• **EXTRACTED INFORMATION**:

------

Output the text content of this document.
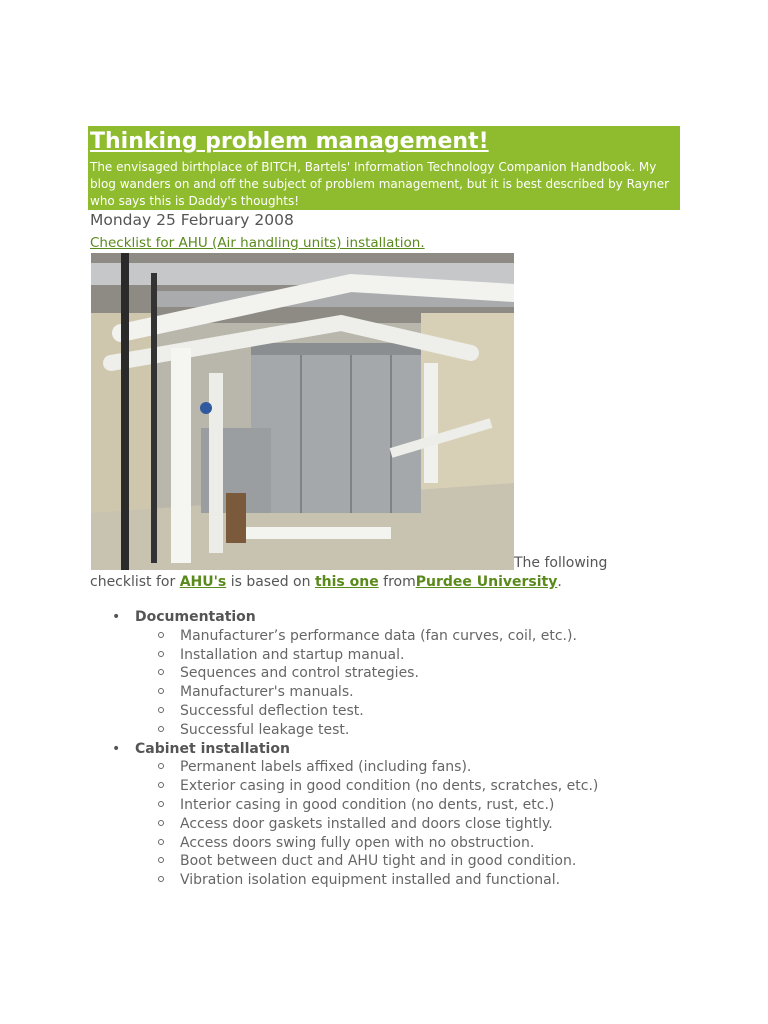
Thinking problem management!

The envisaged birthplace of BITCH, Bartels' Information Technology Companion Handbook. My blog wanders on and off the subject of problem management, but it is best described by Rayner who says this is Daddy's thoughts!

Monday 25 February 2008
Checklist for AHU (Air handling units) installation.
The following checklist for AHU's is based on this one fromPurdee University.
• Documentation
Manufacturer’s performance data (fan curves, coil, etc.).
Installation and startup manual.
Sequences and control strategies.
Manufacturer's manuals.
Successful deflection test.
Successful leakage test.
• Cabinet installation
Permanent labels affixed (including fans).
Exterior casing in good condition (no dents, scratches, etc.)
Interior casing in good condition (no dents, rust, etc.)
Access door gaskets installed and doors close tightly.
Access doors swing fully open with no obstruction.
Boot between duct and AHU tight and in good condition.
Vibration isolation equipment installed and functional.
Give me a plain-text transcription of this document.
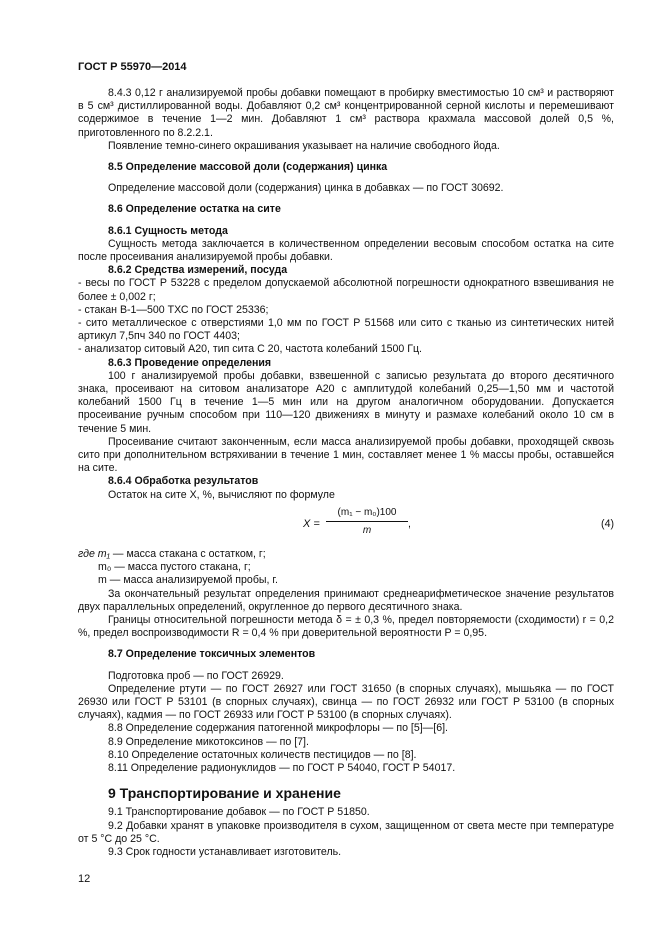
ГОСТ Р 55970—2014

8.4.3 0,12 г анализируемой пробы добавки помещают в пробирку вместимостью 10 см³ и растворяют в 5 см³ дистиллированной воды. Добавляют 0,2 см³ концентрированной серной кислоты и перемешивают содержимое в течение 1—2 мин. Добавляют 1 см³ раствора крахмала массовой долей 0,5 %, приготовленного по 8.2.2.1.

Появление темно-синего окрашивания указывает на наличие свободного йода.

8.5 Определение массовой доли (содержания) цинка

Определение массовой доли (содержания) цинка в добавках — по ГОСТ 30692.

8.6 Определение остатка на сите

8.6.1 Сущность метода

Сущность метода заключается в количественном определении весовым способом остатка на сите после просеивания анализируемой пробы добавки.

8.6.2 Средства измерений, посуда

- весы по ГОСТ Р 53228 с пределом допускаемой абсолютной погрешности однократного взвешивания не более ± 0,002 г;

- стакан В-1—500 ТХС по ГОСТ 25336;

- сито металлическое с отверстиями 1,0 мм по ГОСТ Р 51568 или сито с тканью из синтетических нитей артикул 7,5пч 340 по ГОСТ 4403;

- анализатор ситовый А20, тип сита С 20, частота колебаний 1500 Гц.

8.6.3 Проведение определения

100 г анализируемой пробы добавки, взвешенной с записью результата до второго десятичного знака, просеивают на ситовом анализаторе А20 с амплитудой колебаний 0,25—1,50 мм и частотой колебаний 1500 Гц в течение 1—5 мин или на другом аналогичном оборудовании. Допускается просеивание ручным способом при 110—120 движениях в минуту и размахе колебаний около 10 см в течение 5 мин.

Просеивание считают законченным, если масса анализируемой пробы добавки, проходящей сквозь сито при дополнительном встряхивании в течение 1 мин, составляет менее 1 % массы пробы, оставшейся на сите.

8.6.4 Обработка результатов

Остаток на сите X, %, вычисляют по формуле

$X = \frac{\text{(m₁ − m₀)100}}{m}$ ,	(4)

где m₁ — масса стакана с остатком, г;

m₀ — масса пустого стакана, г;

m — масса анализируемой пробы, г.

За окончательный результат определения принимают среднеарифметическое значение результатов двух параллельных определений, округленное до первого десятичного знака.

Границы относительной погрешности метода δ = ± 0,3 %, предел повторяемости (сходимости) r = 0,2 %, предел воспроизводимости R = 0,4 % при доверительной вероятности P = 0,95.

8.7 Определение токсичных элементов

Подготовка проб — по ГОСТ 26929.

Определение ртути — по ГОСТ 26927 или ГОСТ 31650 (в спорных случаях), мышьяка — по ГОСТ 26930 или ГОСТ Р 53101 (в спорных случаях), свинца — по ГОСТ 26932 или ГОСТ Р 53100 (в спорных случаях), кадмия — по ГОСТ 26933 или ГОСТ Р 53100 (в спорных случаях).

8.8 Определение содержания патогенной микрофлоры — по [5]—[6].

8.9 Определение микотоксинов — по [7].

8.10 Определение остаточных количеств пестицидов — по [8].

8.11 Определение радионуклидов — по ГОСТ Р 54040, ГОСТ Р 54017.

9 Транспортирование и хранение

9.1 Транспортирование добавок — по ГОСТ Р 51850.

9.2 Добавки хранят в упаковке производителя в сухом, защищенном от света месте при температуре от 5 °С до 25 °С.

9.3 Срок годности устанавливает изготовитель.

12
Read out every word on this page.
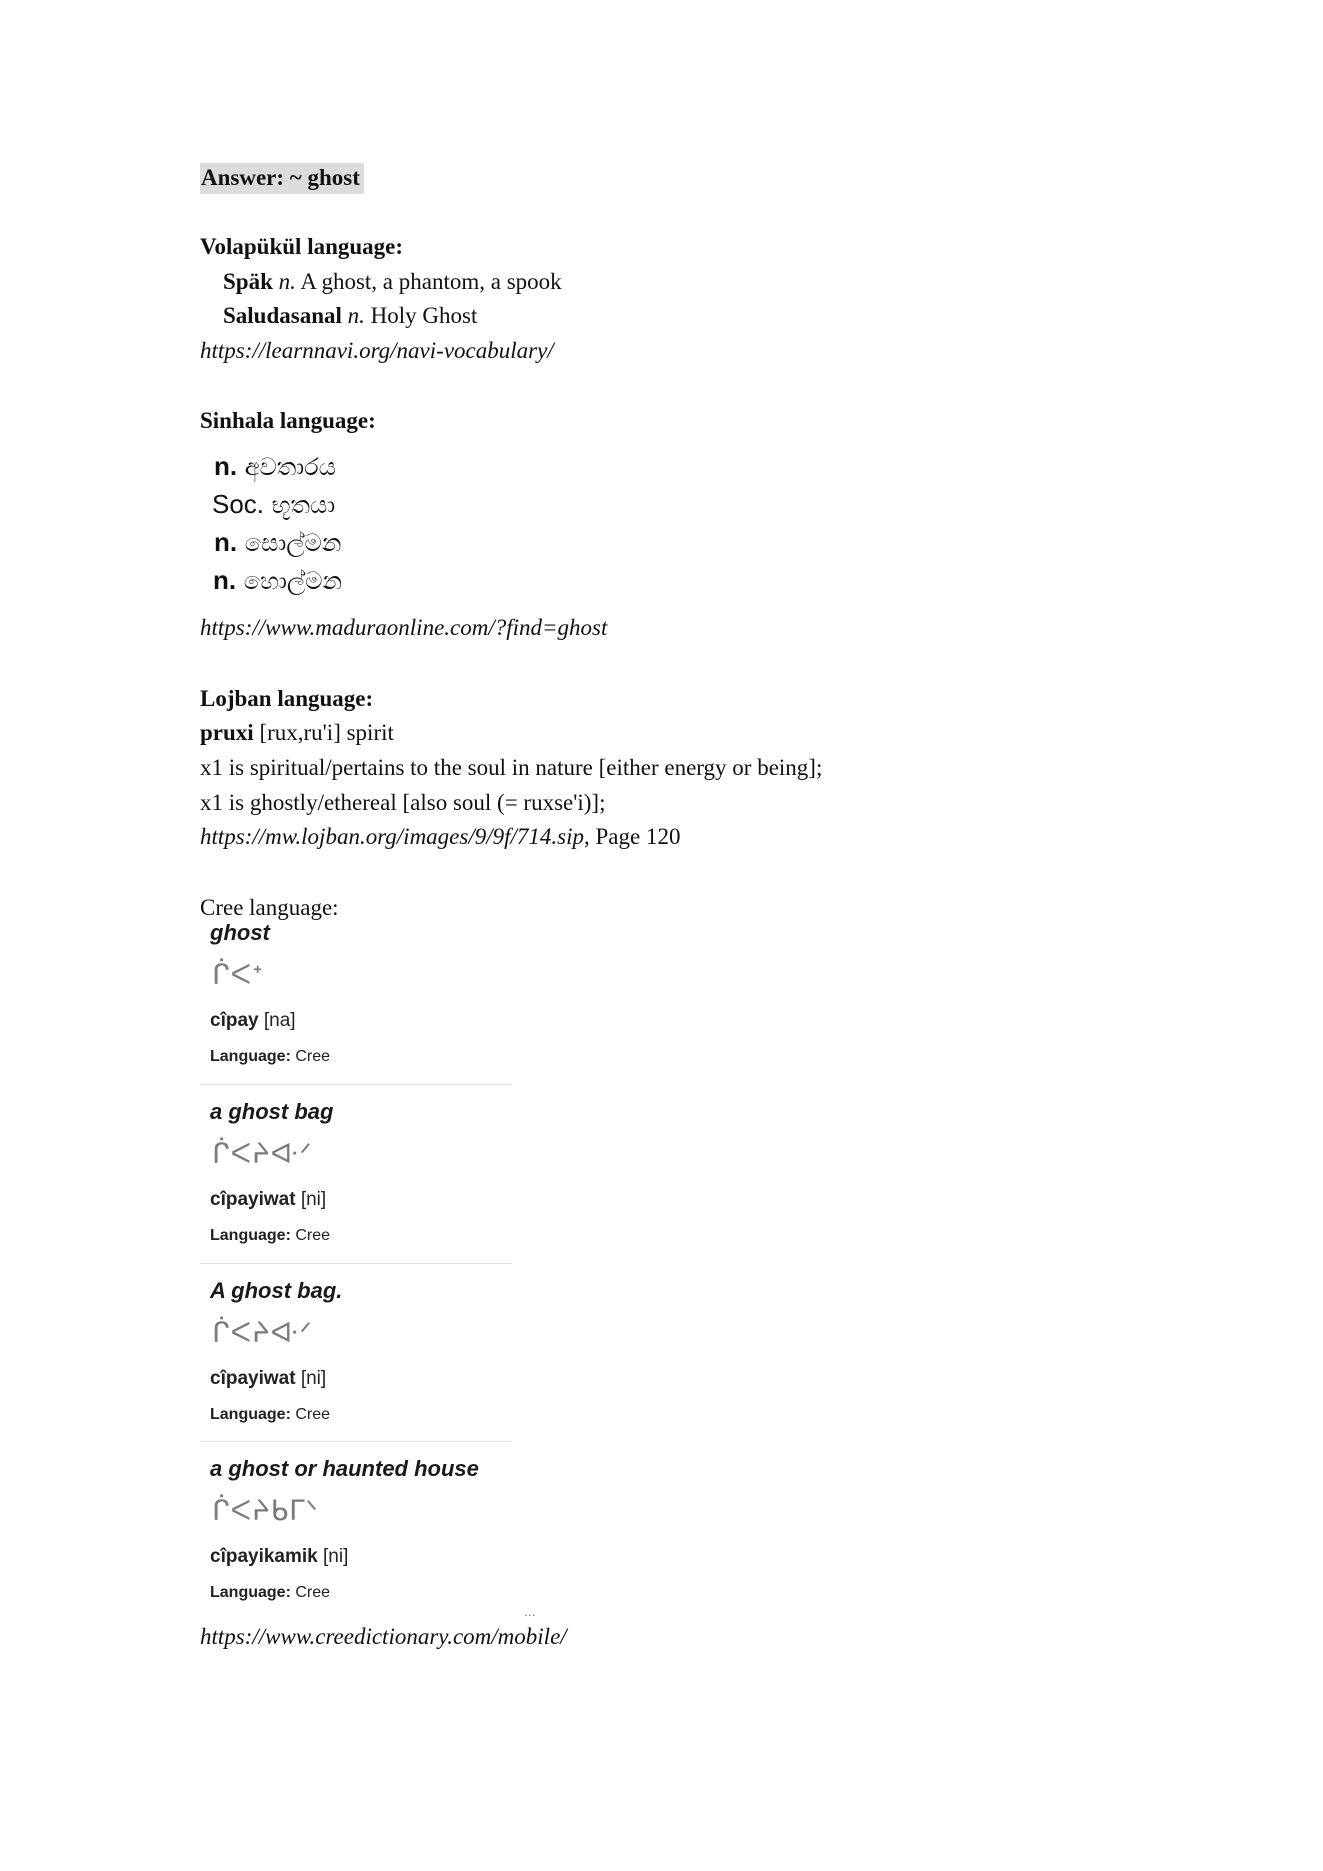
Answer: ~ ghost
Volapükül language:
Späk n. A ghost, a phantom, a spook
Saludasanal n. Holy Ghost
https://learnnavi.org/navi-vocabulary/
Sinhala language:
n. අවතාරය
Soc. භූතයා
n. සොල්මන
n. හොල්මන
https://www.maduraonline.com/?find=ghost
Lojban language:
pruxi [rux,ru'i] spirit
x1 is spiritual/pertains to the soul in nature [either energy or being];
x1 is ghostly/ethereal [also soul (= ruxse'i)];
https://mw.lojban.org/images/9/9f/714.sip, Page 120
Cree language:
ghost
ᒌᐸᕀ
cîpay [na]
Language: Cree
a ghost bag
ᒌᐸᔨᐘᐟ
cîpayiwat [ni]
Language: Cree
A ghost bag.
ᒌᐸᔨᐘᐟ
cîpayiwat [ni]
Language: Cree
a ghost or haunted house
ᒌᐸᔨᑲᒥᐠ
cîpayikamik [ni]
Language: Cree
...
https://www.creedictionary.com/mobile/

------

• **AIM**:
Repeat the material exactly as it reads, without any of its pictures.

• **ANSWER**:
Output the text content of this document.
Thinking problem management!

The envisaged birthplace of BITCH, Bartels' Information Technology Companion Handbook. My blog wanders on and off the subject of problem management, but it is best described by Rayner who says this is Daddy's thoughts!

Monday 25 February 2008
Checklist for AHU (Air handling units) installation.
The following checklist for AHU's is based on this one fromPurdee University.
• Documentation
Manufacturer’s performance data (fan curves, coil, etc.).
Installation and startup manual.
Sequences and control strategies.
Manufacturer's manuals.
Successful deflection test.
Successful leakage test.
• Cabinet installation
Permanent labels affixed (including fans).
Exterior casing in good condition (no dents, scratches, etc.)
Interior casing in good condition (no dents, rust, etc.)
Access door gaskets installed and doors close tightly.
Access doors swing fully open with no obstruction.
Boot between duct and AHU tight and in good condition.
Vibration isolation equipment installed and functional.
Give me a plain-text transcription of this document.
ГОСТ Р 55970—2014

8.4.3 0,12 г анализируемой пробы добавки помещают в пробирку вместимостью 10 см³ и растворяют в 5 см³ дистиллированной воды. Добавляют 0,2 см³ концентрированной серной кислоты и перемешивают содержимое в течение 1—2 мин. Добавляют 1 см³ раствора крахмала массовой долей 0,5 %, приготовленного по 8.2.2.1.

Появление темно-синего окрашивания указывает на наличие свободного йода.

8.5 Определение массовой доли (содержания) цинка

Определение массовой доли (содержания) цинка в добавках — по ГОСТ 30692.

8.6 Определение остатка на сите

8.6.1 Сущность метода

Сущность метода заключается в количественном определении весовым способом остатка на сите после просеивания анализируемой пробы добавки.

8.6.2 Средства измерений, посуда

- весы по ГОСТ Р 53228 с пределом допускаемой абсолютной погрешности однократного взвешивания не более ± 0,002 г;

- стакан В-1—500 ТХС по ГОСТ 25336;

- сито металлическое с отверстиями 1,0 мм по ГОСТ Р 51568 или сито с тканью из синтетических нитей артикул 7,5пч 340 по ГОСТ 4403;

- анализатор ситовый А20, тип сита С 20, частота колебаний 1500 Гц.

8.6.3 Проведение определения

100 г анализируемой пробы добавки, взвешенной с записью результата до второго десятичного знака, просеивают на ситовом анализаторе А20 с амплитудой колебаний 0,25—1,50 мм и частотой колебаний 1500 Гц в течение 1—5 мин или на другом аналогичном оборудовании. Допускается просеивание ручным способом при 110—120 движениях в минуту и размахе колебаний около 10 см в течение 5 мин.

Просеивание считают законченным, если масса анализируемой пробы добавки, проходящей сквозь сито при дополнительном встряхивании в течение 1 мин, составляет менее 1 % массы пробы, оставшейся на сите.

8.6.4 Обработка результатов

Остаток на сите X, %, вычисляют по формуле

$X = \frac{\text{(m₁ − m₀)100}}{m}$ ,	(4)

где m₁ — масса стакана с остатком, г;

m₀ — масса пустого стакана, г;

m — масса анализируемой пробы, г.

За окончательный результат определения принимают среднеарифметическое значение результатов двух параллельных определений, округленное до первого десятичного знака.

Границы относительной погрешности метода δ = ± 0,3 %, предел повторяемости (сходимости) r = 0,2 %, предел воспроизводимости R = 0,4 % при доверительной вероятности P = 0,95.

8.7 Определение токсичных элементов

Подготовка проб — по ГОСТ 26929.

Определение ртути — по ГОСТ 26927 или ГОСТ 31650 (в спорных случаях), мышьяка — по ГОСТ 26930 или ГОСТ Р 53101 (в спорных случаях), свинца — по ГОСТ 26932 или ГОСТ Р 53100 (в спорных случаях), кадмия — по ГОСТ 26933 или ГОСТ Р 53100 (в спорных случаях).

8.8 Определение содержания патогенной микрофлоры — по [5]—[6].

8.9 Определение микотоксинов — по [7].

8.10 Определение остаточных количеств пестицидов — по [8].

8.11 Определение радионуклидов — по ГОСТ Р 54040, ГОСТ Р 54017.

9 Транспортирование и хранение

9.1 Транспортирование добавок — по ГОСТ Р 51850.

9.2 Добавки хранят в упаковке производителя в сухом, защищенном от света месте при температуре от 5 °С до 25 °С.

9.3 Срок годности устанавливает изготовитель.

12
Read out every word on this page.
Answer: ~ ghost
Volapükül language:
Späk n. A ghost, a phantom, a spook
Saludasanal n. Holy Ghost
https://learnnavi.org/navi-vocabulary/
Sinhala language:
n. අවතාරය
Soc. භූතයා
n. සොල්මන
n. හොල්මන
https://www.maduraonline.com/?find=ghost
Lojban language:
pruxi [rux,ru'i] spirit
x1 is spiritual/pertains to the soul in nature [either energy or being];
x1 is ghostly/ethereal [also soul (= ruxse'i)];
https://mw.lojban.org/images/9/9f/714.sip, Page 120
Cree language:
ghost
ᒌᐸᕀ
cîpay [na]
Language: Cree
a ghost bag
ᒌᐸᔨᐘᐟ
cîpayiwat [ni]
Language: Cree
A ghost bag.
ᒌᐸᔨᐘᐟ
cîpayiwat [ni]
Language: Cree
a ghost or haunted house
ᒌᐸᔨᑲᒥᐠ
cîpayikamik [ni]
Language: Cree
...
https://www.creedictionary.com/mobile/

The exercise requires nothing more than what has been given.